** STATED GOAL **
Return each entry exactly, omitting nothing.

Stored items
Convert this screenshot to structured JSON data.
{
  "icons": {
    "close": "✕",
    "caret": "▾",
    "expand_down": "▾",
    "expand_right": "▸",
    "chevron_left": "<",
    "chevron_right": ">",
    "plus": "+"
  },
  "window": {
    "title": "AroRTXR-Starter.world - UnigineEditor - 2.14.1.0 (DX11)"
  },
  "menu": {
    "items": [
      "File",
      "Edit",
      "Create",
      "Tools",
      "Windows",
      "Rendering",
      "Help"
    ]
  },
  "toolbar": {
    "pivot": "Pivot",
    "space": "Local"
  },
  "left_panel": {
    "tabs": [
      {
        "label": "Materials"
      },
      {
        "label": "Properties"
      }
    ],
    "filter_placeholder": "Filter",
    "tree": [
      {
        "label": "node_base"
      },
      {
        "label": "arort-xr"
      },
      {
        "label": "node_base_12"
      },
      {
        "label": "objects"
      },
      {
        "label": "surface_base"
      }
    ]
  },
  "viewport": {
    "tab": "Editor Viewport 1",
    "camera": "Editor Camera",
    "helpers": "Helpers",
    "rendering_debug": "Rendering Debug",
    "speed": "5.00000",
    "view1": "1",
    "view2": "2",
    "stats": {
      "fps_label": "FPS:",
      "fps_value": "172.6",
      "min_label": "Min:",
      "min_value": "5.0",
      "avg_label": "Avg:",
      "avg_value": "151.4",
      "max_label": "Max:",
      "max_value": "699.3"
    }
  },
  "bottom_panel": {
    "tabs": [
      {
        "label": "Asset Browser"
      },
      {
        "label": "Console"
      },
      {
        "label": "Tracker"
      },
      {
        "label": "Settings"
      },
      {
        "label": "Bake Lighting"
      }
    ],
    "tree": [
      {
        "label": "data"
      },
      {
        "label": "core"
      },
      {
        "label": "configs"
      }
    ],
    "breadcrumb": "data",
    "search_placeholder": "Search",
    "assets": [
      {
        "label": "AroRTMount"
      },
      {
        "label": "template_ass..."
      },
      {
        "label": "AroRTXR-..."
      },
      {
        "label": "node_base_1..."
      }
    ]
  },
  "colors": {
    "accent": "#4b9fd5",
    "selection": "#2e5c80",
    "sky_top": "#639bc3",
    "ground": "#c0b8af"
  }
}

** ANSWER TO THIS TASK **
Convert this screenshot to structured JSON data.
{
  "icons": {
    "close": "✕",
    "caret": "▾",
    "expand_down": "▾",
    "expand_right": "▸",
    "chevron_left": "<",
    "chevron_right": ">",
    "plus": "+"
  },
  "window": {
    "title": "AroRTXR-Starter.world - UnigineEditor - 2.14.1.0 (DX11)"
  },
  "menu": {
    "items": [
      "File",
      "Edit",
      "Create",
      "Tools",
      "Windows",
      "Rendering",
      "Help"
    ]
  },
  "toolbar": {
    "pivot": "Pivot",
    "space": "Local"
  },
  "left_panel": {
    "tabs": [
      {
        "label": "Materials"
      },
      {
        "label": "Properties"
      }
    ],
    "filter_placeholder": "Filter",
    "tree": [
      {
        "label": "node_base"
      },
      {
        "label": "arort-xr"
      },
      {
        "label": "node_base_12"
      },
      {
        "label": "objects"
      },
      {
        "label": "surface_base"
      }
    ]
  },
  "viewport": {
    "tab": "Editor Viewport 1",
    "camera": "Editor Camera",
    "helpers": "Helpers",
    "rendering_debug": "Rendering Debug",
    "speed": "5.00000",
    "view1": "1",
    "view2": "2",
    "stats": {
      "fps_label": "FPS:",
      "fps_value": "172.6",
      "min_label": "Min:",
      "min_value": "5.0",
      "avg_label": "Avg:",
      "avg_value": "151.4",
      "max_label": "Max:",
      "max_value": "699.3"
    }
  },
  "bottom_panel": {
    "tabs": [
      {
        "label": "Asset Browser"
      },
      {
        "label": "Console"
      },
      {
        "label": "Tracker"
      },
      {
        "label": "Settings"
      },
      {
        "label": "Bake Lighting"
      }
    ],
    "tree": [
      {
        "label": "data"
      },
      {
        "label": "core"
      },
      {
        "label": "configs"
      }
    ],
    "breadcrumb": "data",
    "search_placeholder": "Search",
    "assets": [
      {
        "label": "AroRTMount"
      },
      {
        "label": "template_ass..."
      },
      {
        "label": "AroRTXR-..."
      },
      {
        "label": "node_base_1..."
      }
    ]
  },
  "colors": {
    "accent": "#4b9fd5",
    "selection": "#2e5c80",
    "sky_top": "#639bc3",
    "ground": "#c0b8af"
  }
}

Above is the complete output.